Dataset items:
• • • •

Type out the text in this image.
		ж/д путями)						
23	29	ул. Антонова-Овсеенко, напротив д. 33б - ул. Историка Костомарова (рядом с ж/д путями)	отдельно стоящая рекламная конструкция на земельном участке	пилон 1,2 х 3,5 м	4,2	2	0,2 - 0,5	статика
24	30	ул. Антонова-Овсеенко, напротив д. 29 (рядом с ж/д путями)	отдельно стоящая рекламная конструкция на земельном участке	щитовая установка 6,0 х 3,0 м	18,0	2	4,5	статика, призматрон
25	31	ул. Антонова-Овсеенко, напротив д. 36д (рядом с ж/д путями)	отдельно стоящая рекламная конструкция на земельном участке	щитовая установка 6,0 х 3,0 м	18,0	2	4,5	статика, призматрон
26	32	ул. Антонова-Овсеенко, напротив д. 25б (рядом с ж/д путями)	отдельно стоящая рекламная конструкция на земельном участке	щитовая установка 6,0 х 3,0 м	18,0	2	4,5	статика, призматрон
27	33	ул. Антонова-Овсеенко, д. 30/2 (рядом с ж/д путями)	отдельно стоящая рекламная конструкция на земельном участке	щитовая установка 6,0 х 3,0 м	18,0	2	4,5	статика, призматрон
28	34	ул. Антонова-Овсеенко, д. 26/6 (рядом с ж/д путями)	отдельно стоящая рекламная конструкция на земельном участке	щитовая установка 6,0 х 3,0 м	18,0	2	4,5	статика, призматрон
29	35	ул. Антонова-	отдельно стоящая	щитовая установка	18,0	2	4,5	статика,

• • • •

**Request**:
Quote the data above in full, changing nothing.

**Correct result**:
Type out the text in this image.
		ж/д путями)						
23	29	ул. Антонова-Овсеенко, напротив д. 33б - ул. Историка Костомарова (рядом с ж/д путями)	отдельно стоящая рекламная конструкция на земельном участке	пилон 1,2 х 3,5 м	4,2	2	0,2 - 0,5	статика
24	30	ул. Антонова-Овсеенко, напротив д. 29 (рядом с ж/д путями)	отдельно стоящая рекламная конструкция на земельном участке	щитовая установка 6,0 х 3,0 м	18,0	2	4,5	статика, призматрон
25	31	ул. Антонова-Овсеенко, напротив д. 36д (рядом с ж/д путями)	отдельно стоящая рекламная конструкция на земельном участке	щитовая установка 6,0 х 3,0 м	18,0	2	4,5	статика, призматрон
26	32	ул. Антонова-Овсеенко, напротив д. 25б (рядом с ж/д путями)	отдельно стоящая рекламная конструкция на земельном участке	щитовая установка 6,0 х 3,0 м	18,0	2	4,5	статика, призматрон
27	33	ул. Антонова-Овсеенко, д. 30/2 (рядом с ж/д путями)	отдельно стоящая рекламная конструкция на земельном участке	щитовая установка 6,0 х 3,0 м	18,0	2	4,5	статика, призматрон
28	34	ул. Антонова-Овсеенко, д. 26/6 (рядом с ж/д путями)	отдельно стоящая рекламная конструкция на земельном участке	щитовая установка 6,0 х 3,0 м	18,0	2	4,5	статика, призматрон
29	35	ул. Антонова-	отдельно стоящая	щитовая установка	18,0	2	4,5	статика,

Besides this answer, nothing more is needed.